Reproduce the data word for word, from its first line through the line that contains "x-tick-label: 18 [220, 362, 242, 382]".

Stored items from a collection
--------------------------------

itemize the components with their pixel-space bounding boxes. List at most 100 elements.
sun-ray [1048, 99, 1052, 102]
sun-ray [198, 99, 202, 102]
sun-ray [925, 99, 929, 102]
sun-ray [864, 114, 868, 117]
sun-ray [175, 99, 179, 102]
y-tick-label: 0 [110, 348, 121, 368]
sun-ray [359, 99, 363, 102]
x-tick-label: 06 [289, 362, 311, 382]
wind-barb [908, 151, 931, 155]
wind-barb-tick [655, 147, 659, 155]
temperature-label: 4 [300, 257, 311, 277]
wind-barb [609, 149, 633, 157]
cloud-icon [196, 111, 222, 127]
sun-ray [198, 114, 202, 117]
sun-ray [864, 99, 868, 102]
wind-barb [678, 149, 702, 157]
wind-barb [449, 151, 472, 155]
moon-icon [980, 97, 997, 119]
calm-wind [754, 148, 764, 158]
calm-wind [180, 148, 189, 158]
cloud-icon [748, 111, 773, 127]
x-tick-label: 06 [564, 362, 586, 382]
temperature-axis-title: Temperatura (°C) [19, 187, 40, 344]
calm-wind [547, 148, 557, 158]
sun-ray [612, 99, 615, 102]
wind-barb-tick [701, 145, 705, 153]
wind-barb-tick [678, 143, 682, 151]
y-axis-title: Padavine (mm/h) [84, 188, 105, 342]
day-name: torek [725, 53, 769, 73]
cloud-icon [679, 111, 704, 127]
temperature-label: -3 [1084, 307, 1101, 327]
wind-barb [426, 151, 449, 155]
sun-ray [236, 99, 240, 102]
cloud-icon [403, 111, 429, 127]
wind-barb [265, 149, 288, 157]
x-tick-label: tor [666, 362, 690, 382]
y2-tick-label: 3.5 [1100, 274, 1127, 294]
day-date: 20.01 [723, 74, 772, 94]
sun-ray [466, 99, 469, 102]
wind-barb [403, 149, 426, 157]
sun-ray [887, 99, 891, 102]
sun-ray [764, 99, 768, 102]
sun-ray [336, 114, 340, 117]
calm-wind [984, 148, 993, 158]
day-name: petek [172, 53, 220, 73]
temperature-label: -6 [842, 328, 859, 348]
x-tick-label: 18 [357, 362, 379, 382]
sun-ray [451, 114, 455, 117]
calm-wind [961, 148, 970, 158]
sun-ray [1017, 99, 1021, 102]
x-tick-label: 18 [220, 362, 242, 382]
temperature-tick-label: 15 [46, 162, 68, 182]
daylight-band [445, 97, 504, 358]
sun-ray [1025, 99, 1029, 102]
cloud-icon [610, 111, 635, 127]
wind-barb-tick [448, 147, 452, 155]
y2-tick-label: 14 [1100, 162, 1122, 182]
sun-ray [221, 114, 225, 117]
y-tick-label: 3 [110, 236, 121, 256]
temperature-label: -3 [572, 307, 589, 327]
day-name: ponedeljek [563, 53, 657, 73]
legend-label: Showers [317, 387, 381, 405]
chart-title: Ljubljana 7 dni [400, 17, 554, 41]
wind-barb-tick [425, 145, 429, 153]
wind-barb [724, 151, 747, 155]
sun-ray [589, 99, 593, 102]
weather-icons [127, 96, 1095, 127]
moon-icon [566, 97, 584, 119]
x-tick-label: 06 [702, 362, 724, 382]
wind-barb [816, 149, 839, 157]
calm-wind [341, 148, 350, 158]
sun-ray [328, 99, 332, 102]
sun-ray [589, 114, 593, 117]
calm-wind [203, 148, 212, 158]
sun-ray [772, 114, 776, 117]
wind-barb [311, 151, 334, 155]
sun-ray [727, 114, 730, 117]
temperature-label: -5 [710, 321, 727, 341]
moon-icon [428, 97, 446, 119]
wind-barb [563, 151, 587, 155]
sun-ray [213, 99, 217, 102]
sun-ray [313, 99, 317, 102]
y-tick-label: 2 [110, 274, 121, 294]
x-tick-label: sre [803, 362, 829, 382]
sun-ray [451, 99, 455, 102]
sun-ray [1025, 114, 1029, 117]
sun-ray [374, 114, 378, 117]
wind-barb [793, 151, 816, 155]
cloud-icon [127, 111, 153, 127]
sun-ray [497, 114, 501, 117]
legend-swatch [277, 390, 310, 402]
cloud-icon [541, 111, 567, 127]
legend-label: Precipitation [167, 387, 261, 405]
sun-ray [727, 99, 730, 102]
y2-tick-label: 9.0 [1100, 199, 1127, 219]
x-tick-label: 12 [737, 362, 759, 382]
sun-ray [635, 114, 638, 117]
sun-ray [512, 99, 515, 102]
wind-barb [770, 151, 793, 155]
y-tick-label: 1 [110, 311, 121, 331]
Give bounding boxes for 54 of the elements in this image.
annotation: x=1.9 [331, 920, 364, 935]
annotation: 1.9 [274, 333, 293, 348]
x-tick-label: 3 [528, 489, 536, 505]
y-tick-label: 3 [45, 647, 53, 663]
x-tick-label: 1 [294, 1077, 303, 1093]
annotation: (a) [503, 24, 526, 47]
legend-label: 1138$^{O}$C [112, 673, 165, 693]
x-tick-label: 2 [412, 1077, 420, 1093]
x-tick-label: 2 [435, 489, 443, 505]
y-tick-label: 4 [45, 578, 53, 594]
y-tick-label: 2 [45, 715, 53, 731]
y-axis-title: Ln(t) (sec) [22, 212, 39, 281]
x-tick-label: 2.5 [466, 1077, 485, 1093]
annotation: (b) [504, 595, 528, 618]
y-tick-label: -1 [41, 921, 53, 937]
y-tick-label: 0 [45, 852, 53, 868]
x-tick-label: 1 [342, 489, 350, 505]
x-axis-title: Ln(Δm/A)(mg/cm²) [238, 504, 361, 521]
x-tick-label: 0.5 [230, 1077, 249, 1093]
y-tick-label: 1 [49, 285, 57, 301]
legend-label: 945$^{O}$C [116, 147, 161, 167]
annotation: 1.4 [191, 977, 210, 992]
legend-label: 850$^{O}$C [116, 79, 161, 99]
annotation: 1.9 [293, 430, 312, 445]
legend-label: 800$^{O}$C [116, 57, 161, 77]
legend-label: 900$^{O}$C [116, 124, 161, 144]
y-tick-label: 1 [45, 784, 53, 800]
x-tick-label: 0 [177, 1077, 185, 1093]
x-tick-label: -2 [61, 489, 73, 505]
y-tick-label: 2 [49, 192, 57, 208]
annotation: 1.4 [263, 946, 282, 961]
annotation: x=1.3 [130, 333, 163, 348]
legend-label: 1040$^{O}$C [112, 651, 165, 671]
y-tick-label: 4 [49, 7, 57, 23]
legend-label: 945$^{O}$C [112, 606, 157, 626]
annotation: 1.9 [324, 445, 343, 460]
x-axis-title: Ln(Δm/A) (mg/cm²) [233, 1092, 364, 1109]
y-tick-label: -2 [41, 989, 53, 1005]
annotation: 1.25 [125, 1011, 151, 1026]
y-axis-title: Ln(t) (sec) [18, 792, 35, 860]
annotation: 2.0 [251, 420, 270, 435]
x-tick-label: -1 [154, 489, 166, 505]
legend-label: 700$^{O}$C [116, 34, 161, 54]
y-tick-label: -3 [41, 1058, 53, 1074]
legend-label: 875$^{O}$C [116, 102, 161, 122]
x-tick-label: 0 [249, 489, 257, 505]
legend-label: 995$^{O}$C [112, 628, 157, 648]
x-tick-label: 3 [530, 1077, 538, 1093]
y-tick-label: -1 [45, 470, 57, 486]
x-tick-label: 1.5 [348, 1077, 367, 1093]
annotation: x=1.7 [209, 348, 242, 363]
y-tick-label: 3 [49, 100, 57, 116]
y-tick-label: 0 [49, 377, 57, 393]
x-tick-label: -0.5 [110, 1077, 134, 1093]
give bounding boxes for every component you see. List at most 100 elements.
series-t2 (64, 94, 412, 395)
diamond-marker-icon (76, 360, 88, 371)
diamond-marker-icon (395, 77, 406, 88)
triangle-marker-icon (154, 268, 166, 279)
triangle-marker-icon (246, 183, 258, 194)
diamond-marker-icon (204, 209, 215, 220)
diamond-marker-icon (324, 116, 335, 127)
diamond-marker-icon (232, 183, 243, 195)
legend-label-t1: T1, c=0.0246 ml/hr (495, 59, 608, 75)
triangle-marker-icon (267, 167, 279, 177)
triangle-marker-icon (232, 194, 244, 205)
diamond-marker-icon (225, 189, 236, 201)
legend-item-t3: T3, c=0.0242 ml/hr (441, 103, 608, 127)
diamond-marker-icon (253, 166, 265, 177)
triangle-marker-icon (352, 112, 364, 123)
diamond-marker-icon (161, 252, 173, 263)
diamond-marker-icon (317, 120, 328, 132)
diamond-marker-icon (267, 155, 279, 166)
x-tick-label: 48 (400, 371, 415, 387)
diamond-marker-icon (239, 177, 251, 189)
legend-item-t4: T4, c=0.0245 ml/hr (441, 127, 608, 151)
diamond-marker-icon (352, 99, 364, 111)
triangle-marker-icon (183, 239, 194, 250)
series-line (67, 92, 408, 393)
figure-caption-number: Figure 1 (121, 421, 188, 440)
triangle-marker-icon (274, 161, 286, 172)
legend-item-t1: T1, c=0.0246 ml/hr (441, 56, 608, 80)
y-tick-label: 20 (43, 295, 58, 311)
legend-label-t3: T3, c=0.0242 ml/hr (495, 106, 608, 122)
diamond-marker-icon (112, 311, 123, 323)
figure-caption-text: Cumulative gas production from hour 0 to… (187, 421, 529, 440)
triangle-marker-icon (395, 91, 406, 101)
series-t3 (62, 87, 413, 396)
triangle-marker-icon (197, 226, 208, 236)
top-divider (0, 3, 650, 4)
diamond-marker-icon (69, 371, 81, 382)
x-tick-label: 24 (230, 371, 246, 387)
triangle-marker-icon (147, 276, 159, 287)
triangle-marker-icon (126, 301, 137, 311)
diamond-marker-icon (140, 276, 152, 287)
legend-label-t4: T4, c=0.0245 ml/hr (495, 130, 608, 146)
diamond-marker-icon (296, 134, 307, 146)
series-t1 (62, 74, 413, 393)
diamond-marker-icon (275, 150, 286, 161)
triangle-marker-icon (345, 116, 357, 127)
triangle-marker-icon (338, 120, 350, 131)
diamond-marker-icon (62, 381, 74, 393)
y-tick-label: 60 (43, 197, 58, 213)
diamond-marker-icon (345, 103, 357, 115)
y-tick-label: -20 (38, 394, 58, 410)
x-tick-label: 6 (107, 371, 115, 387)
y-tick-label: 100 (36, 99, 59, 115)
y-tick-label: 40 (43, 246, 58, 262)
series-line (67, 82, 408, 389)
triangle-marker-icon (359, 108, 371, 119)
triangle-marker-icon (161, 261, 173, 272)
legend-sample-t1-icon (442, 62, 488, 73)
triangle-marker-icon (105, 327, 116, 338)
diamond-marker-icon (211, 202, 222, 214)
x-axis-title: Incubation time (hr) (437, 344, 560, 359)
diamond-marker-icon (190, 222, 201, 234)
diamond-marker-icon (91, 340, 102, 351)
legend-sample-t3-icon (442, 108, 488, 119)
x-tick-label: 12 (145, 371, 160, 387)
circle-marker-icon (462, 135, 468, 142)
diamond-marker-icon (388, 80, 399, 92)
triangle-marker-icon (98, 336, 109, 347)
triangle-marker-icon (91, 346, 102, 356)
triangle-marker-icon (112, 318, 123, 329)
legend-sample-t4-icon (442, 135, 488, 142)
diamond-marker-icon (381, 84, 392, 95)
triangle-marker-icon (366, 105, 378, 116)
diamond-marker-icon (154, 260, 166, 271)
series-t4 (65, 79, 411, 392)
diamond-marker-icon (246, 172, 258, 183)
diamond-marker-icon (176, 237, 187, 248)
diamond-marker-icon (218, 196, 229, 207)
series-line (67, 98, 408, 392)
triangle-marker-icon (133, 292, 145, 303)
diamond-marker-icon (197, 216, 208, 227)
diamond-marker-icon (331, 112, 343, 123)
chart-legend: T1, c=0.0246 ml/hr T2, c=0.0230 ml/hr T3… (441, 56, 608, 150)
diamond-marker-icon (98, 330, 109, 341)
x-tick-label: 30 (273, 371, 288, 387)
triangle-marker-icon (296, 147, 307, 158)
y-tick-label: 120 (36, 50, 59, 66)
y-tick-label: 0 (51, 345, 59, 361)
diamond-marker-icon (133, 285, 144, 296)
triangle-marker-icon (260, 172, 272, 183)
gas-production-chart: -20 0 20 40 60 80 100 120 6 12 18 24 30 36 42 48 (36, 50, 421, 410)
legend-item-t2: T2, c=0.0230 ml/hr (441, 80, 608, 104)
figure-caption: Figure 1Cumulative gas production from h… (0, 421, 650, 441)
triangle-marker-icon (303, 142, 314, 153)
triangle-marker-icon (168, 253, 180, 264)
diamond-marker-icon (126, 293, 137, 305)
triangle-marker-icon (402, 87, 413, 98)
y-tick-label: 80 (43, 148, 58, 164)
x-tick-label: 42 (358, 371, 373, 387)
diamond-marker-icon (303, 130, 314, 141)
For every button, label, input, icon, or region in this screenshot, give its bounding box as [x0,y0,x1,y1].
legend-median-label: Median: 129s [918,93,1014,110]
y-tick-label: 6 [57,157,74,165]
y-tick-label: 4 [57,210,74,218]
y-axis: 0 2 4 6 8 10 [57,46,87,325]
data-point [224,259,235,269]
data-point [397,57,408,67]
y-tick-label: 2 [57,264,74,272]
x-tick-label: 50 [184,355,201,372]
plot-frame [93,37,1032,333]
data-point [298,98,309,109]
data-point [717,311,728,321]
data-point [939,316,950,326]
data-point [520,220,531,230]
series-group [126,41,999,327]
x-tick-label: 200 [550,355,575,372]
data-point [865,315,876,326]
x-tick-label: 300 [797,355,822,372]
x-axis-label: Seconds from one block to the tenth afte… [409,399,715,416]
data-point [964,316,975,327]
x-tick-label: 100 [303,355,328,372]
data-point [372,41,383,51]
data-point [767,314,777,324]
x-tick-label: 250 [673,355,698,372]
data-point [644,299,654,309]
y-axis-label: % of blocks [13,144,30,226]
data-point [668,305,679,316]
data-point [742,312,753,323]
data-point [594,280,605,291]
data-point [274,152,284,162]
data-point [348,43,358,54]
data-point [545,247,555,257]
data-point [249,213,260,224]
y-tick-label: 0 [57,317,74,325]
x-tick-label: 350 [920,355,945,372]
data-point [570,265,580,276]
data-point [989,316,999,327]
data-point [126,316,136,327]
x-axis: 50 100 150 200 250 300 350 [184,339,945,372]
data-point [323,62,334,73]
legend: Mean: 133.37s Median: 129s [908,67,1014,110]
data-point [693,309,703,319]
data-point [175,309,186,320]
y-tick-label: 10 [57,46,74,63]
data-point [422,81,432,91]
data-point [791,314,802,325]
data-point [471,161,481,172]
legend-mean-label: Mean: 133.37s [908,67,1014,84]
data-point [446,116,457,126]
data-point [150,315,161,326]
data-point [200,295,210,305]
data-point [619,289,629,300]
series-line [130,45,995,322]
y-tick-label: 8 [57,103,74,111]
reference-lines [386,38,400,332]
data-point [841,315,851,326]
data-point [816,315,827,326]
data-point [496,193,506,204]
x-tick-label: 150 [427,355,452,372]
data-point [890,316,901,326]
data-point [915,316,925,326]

--------------------------------

**CORRECT ANSWER**
itemize the components with their pixel-space bounding boxes. List at most 100 elements.
sun-ray [1048, 99, 1052, 102]
sun-ray [198, 99, 202, 102]
sun-ray [925, 99, 929, 102]
sun-ray [864, 114, 868, 117]
sun-ray [175, 99, 179, 102]
y-tick-label: 0 [110, 348, 121, 368]
sun-ray [359, 99, 363, 102]
x-tick-label: 06 [289, 362, 311, 382]
wind-barb [908, 151, 931, 155]
wind-barb-tick [655, 147, 659, 155]
temperature-label: 4 [300, 257, 311, 277]
wind-barb [609, 149, 633, 157]
cloud-icon [196, 111, 222, 127]
sun-ray [198, 114, 202, 117]
sun-ray [864, 99, 868, 102]
wind-barb [678, 149, 702, 157]
wind-barb [449, 151, 472, 155]
moon-icon [980, 97, 997, 119]
calm-wind [754, 148, 764, 158]
calm-wind [180, 148, 189, 158]
cloud-icon [748, 111, 773, 127]
x-tick-label: 06 [564, 362, 586, 382]
temperature-axis-title: Temperatura (°C) [19, 187, 40, 344]
calm-wind [547, 148, 557, 158]
sun-ray [612, 99, 615, 102]
wind-barb-tick [701, 145, 705, 153]
wind-barb-tick [678, 143, 682, 151]
y-axis-title: Padavine (mm/h) [84, 188, 105, 342]
day-name: torek [725, 53, 769, 73]
cloud-icon [679, 111, 704, 127]
temperature-label: -3 [1084, 307, 1101, 327]
wind-barb [426, 151, 449, 155]
sun-ray [236, 99, 240, 102]
cloud-icon [403, 111, 429, 127]
wind-barb [265, 149, 288, 157]
x-tick-label: tor [666, 362, 690, 382]
y2-tick-label: 3.5 [1100, 274, 1127, 294]
day-date: 20.01 [723, 74, 772, 94]
sun-ray [466, 99, 469, 102]
wind-barb [403, 149, 426, 157]
sun-ray [887, 99, 891, 102]
sun-ray [764, 99, 768, 102]
sun-ray [336, 114, 340, 117]
calm-wind [984, 148, 993, 158]
day-name: petek [172, 53, 220, 73]
temperature-label: -6 [842, 328, 859, 348]
x-tick-label: 18 [357, 362, 379, 382]
sun-ray [451, 114, 455, 117]
calm-wind [961, 148, 970, 158]
sun-ray [1017, 99, 1021, 102]
x-tick-label: 18 [220, 362, 242, 382]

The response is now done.